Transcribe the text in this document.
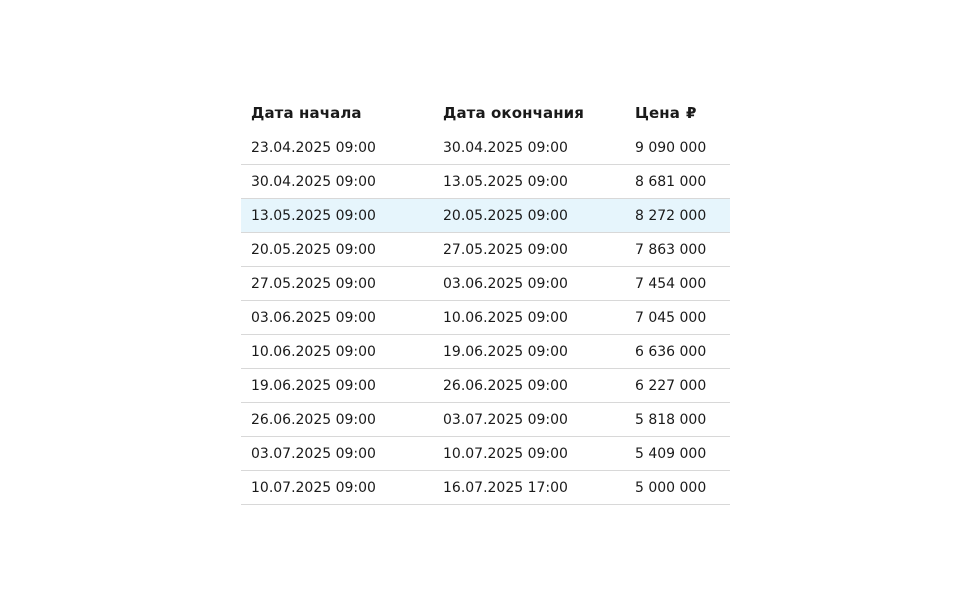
Дата начала	Дата окончания	Цена ₽
23.04.2025 09:00	30.04.2025 09:00	9 090 000
30.04.2025 09:00	13.05.2025 09:00	8 681 000
13.05.2025 09:00	20.05.2025 09:00	8 272 000
20.05.2025 09:00	27.05.2025 09:00	7 863 000
27.05.2025 09:00	03.06.2025 09:00	7 454 000
03.06.2025 09:00	10.06.2025 09:00	7 045 000
10.06.2025 09:00	19.06.2025 09:00	6 636 000
19.06.2025 09:00	26.06.2025 09:00	6 227 000
26.06.2025 09:00	03.07.2025 09:00	5 818 000
03.07.2025 09:00	10.07.2025 09:00	5 409 000
10.07.2025 09:00	16.07.2025 17:00	5 000 000
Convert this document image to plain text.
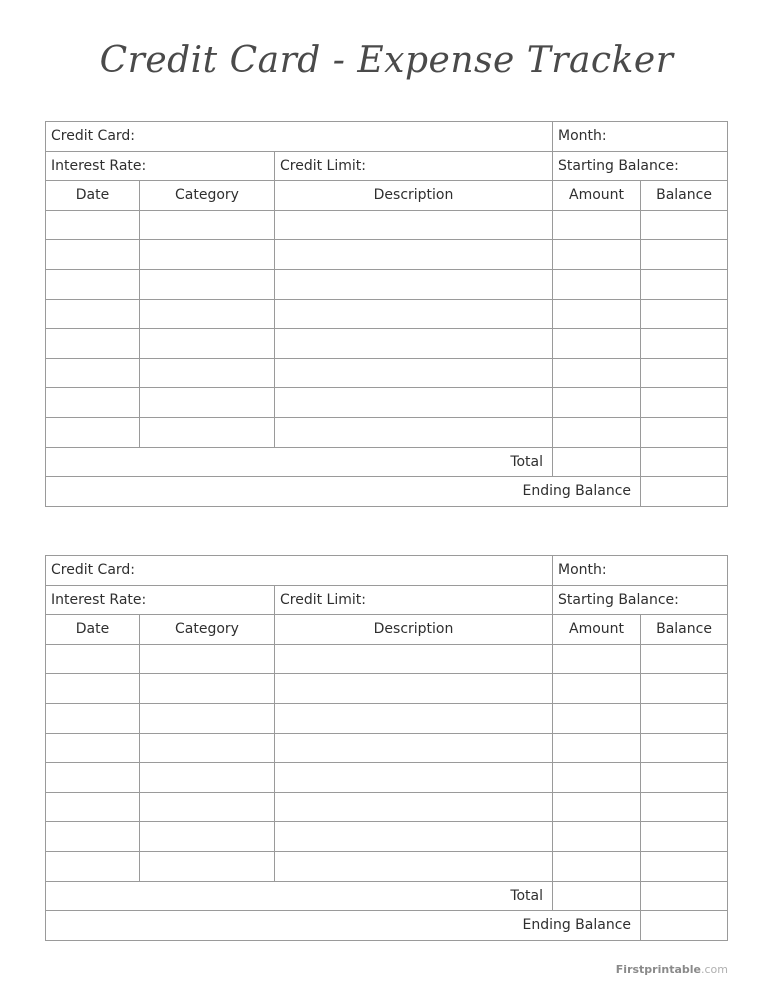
Credit Card - Expense Tracker
Credit Card:			Month:	
Interest Rate:		Credit Limit:	Starting Balance:	
Date	Category	Description	Amount	Balance

Total				
Ending Balance				
Credit Card:			Month:	
Interest Rate:		Credit Limit:	Starting Balance:	
Date	Category	Description	Amount	Balance

Total				
Ending Balance				
Firstprintable.com
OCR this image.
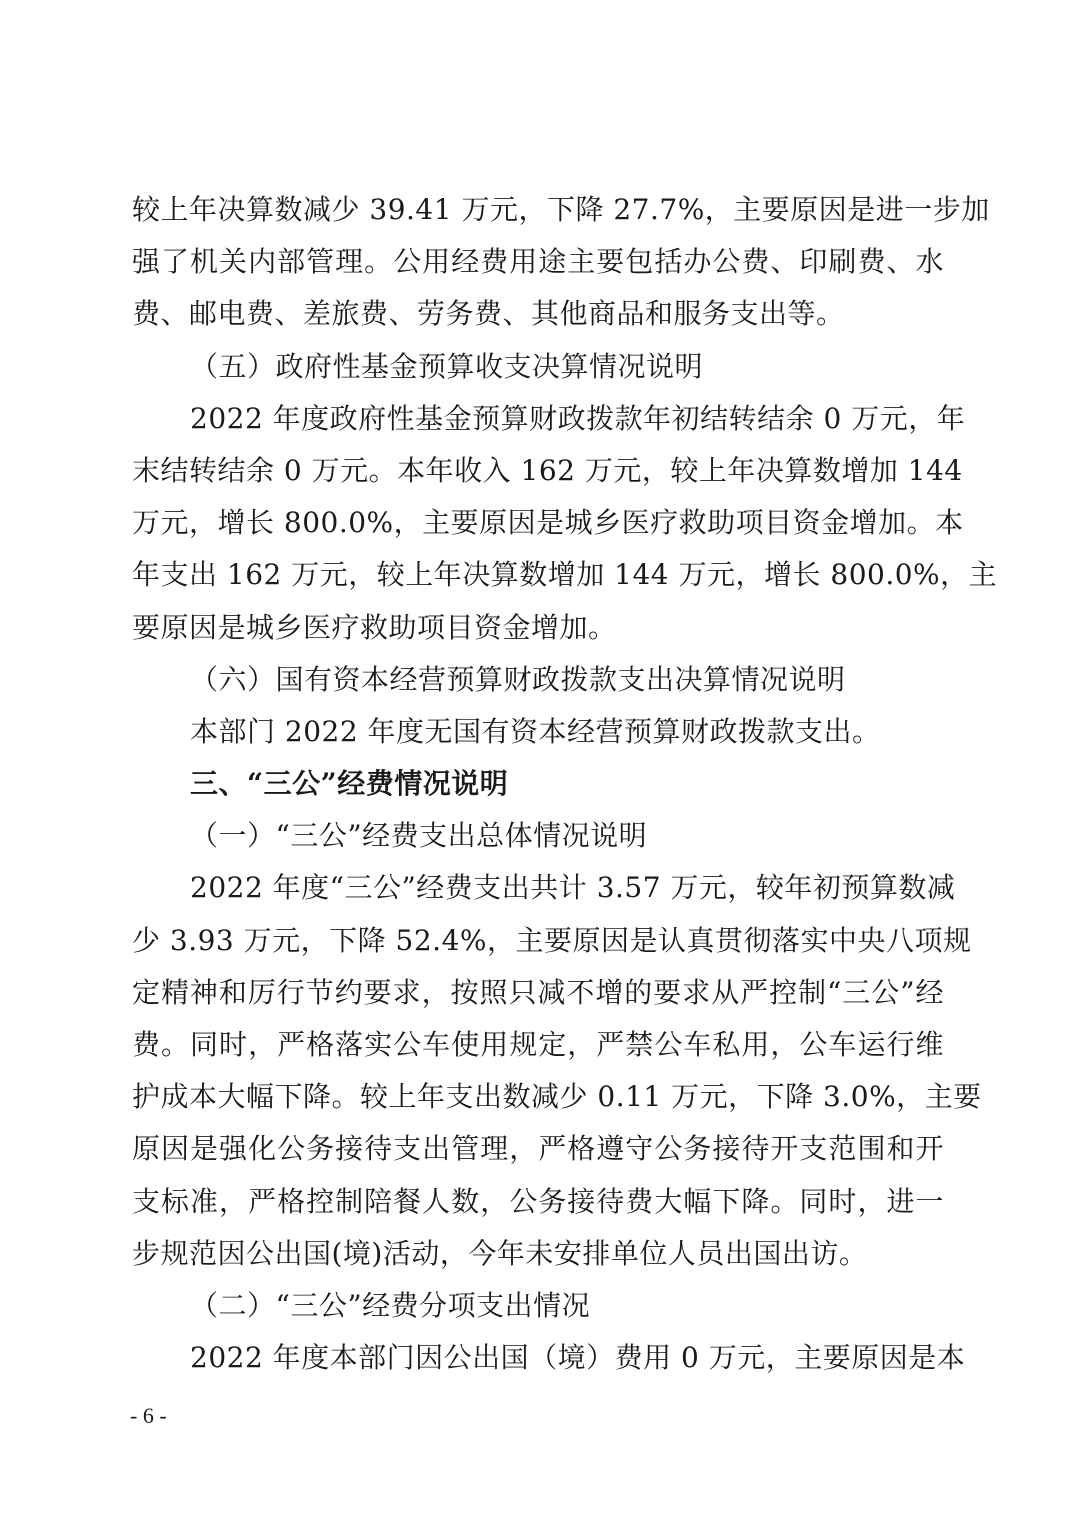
较上年决算数减少 39.41 万元，下降 27.7%，主要原因是进一步加
强了机关内部管理。公用经费用途主要包括办公费、印刷费、水
费、邮电费、差旅费、劳务费、其他商品和服务支出等。
（五）政府性基金预算收支决算情况说明
2022 年度政府性基金预算财政拨款年初结转结余 0 万元，年
末结转结余 0 万元。本年收入 162 万元，较上年决算数增加 144
万元，增长 800.0%，主要原因是城乡医疗救助项目资金增加。本
年支出 162 万元，较上年决算数增加 144 万元，增长 800.0%，主
要原因是城乡医疗救助项目资金增加。
（六）国有资本经营预算财政拨款支出决算情况说明
本部门 2022 年度无国有资本经营预算财政拨款支出。
三、“三公”经费情况说明
（一）“三公”经费支出总体情况说明
2022 年度“三公”经费支出共计 3.57 万元，较年初预算数减
少 3.93 万元，下降 52.4%，主要原因是认真贯彻落实中央八项规
定精神和厉行节约要求，按照只减不增的要求从严控制“三公”经
费。同时，严格落实公车使用规定，严禁公车私用，公车运行维
护成本大幅下降。较上年支出数减少 0.11 万元，下降 3.0%，主要
原因是强化公务接待支出管理，严格遵守公务接待开支范围和开
支标准，严格控制陪餐人数，公务接待费大幅下降。同时，进一
步规范因公出国(境)活动，今年未安排单位人员出国出访。
（二）“三公”经费分项支出情况
2022 年度本部门因公出国（境）费用 0 万元，主要原因是本
- 6 -
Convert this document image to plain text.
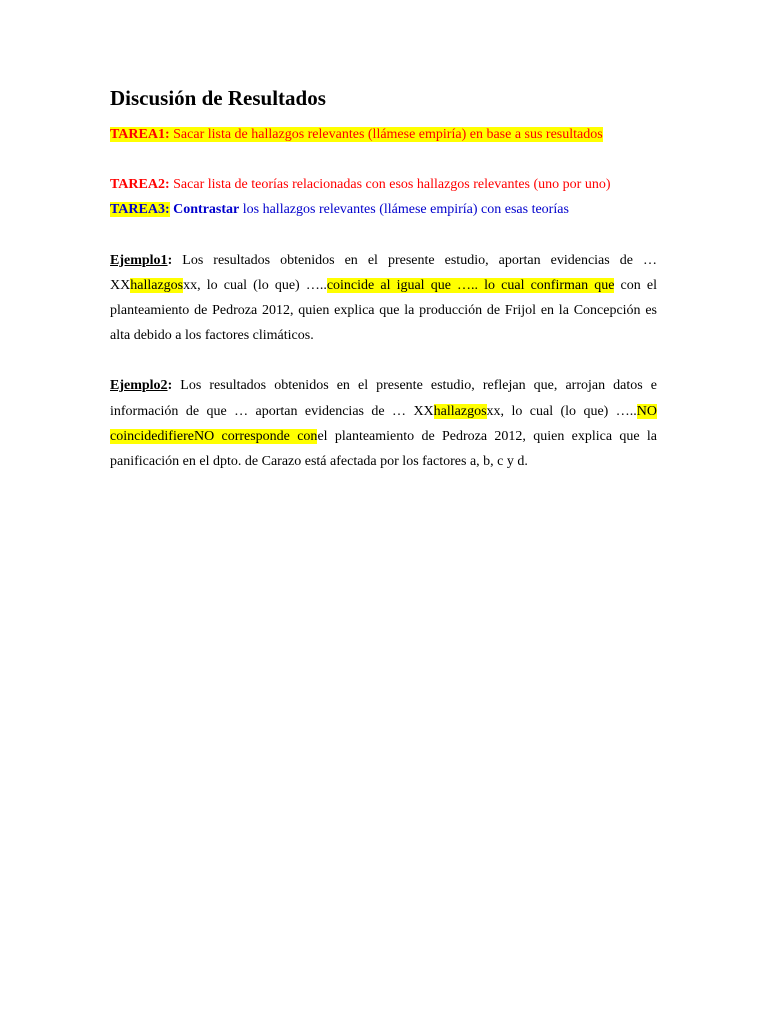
Discusión de Resultados

TAREA1: Sacar lista de hallazgos relevantes (llámese empiría) en base a sus resultados

TAREA2: Sacar lista de teorías relacionadas con esos hallazgos relevantes (uno por uno)

TAREA3: Contrastar los hallazgos relevantes (llámese empiría) con esas teorías

Ejemplo1: Los resultados obtenidos en el presente estudio, aportan evidencias de … XXhallazgosxx, lo cual (lo que) …..coincide al igual que ….. lo cual confirman que con el planteamiento de Pedroza 2012, quien explica que la producción de Frijol en la Concepción es alta debido a los factores climáticos.

Ejemplo2: Los resultados obtenidos en el presente estudio, reflejan que, arrojan datos e información de que … aportan evidencias de … XXhallazgosxx, lo cual (lo que) …..NO coincidedifiereNO corresponde conel planteamiento de Pedroza 2012, quien explica que la panificación en el dpto. de Carazo está afectada por los factores a, b, c y d.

----

◆ Set task ◆
Transcribe every line in the entries above, taking out only the images.

◆ Result below ◆
Transcribe the text in this document.
Дата начала	Дата окончания	Цена ₽
23.04.2025 09:00	30.04.2025 09:00	9 090 000
30.04.2025 09:00	13.05.2025 09:00	8 681 000
13.05.2025 09:00	20.05.2025 09:00	8 272 000
20.05.2025 09:00	27.05.2025 09:00	7 863 000
27.05.2025 09:00	03.06.2025 09:00	7 454 000
03.06.2025 09:00	10.06.2025 09:00	7 045 000
10.06.2025 09:00	19.06.2025 09:00	6 636 000
19.06.2025 09:00	26.06.2025 09:00	6 227 000
26.06.2025 09:00	03.07.2025 09:00	5 818 000
03.07.2025 09:00	10.07.2025 09:00	5 409 000
10.07.2025 09:00	16.07.2025 17:00	5 000 000
Convert this document image to plain text.
Credit Card - Expense Tracker
Credit Card:			Month:	
Interest Rate:		Credit Limit:	Starting Balance:	
Date	Category	Description	Amount	Balance

Total				
Ending Balance				
Credit Card:			Month:	
Interest Rate:		Credit Limit:	Starting Balance:	
Date	Category	Description	Amount	Balance

Total				
Ending Balance				
Firstprintable.com
OCR this image.
较上年决算数减少 39.41 万元，下降 27.7%，主要原因是进一步加
强了机关内部管理。公用经费用途主要包括办公费、印刷费、水
费、邮电费、差旅费、劳务费、其他商品和服务支出等。
（五）政府性基金预算收支决算情况说明
2022 年度政府性基金预算财政拨款年初结转结余 0 万元，年
末结转结余 0 万元。本年收入 162 万元，较上年决算数增加 144
万元，增长 800.0%，主要原因是城乡医疗救助项目资金增加。本
年支出 162 万元，较上年决算数增加 144 万元，增长 800.0%，主
要原因是城乡医疗救助项目资金增加。
（六）国有资本经营预算财政拨款支出决算情况说明
本部门 2022 年度无国有资本经营预算财政拨款支出。
三、“三公”经费情况说明
（一）“三公”经费支出总体情况说明
2022 年度“三公”经费支出共计 3.57 万元，较年初预算数减
少 3.93 万元，下降 52.4%，主要原因是认真贯彻落实中央八项规
定精神和厉行节约要求，按照只减不增的要求从严控制“三公”经
费。同时，严格落实公车使用规定，严禁公车私用，公车运行维
护成本大幅下降。较上年支出数减少 0.11 万元，下降 3.0%，主要
原因是强化公务接待支出管理，严格遵守公务接待开支范围和开
支标准，严格控制陪餐人数，公务接待费大幅下降。同时，进一
步规范因公出国(境)活动，今年未安排单位人员出国出访。
（二）“三公”经费分项支出情况
2022 年度本部门因公出国（境）费用 0 万元，主要原因是本
- 6 -
Convert this document image to plain text.
Discusión de Resultados

TAREA1: Sacar lista de hallazgos relevantes (llámese empiría) en base a sus resultados

TAREA2: Sacar lista de teorías relacionadas con esos hallazgos relevantes (uno por uno)

TAREA3: Contrastar los hallazgos relevantes (llámese empiría) con esas teorías

Ejemplo1: Los resultados obtenidos en el presente estudio, aportan evidencias de … XXhallazgosxx, lo cual (lo que) …..coincide al igual que ….. lo cual confirman que con el planteamiento de Pedroza 2012, quien explica que la producción de Frijol en la Concepción es alta debido a los factores climáticos.

Ejemplo2: Los resultados obtenidos en el presente estudio, reflejan que, arrojan datos e información de que … aportan evidencias de … XXhallazgosxx, lo cual (lo que) …..NO coincidedifiereNO corresponde conel planteamiento de Pedroza 2012, quien explica que la panificación en el dpto. de Carazo está afectada por los factores a, b, c y d.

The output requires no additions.